• **Work to complete**:
Write out all lines holding the word "each".

• **Dataset**:
----
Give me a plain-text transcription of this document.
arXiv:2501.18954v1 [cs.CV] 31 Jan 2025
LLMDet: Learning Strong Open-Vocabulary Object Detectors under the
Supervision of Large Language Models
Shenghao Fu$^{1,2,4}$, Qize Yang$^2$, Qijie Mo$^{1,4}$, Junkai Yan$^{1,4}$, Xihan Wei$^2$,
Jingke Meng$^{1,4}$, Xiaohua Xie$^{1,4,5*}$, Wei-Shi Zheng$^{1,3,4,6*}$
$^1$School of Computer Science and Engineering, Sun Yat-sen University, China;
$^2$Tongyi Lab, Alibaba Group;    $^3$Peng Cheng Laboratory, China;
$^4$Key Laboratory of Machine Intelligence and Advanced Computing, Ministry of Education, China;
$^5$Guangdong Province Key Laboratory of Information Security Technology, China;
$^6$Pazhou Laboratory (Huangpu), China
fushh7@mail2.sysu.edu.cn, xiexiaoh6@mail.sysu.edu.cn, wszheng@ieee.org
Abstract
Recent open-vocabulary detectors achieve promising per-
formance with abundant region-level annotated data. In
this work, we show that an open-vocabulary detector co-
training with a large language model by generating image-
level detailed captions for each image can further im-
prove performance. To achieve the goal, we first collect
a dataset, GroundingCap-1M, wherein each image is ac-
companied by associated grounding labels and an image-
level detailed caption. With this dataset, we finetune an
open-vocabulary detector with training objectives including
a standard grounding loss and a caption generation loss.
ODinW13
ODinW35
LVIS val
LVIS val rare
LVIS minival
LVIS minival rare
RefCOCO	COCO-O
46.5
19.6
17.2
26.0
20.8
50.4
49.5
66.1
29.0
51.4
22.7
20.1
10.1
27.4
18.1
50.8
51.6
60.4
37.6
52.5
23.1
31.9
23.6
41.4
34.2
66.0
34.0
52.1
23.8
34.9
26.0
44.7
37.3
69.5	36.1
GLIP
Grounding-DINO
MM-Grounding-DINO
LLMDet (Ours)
----
• **Result for this task**:
level detailed captions for each image can further im-
a dataset, GroundingCap-1M, wherein each image is ac-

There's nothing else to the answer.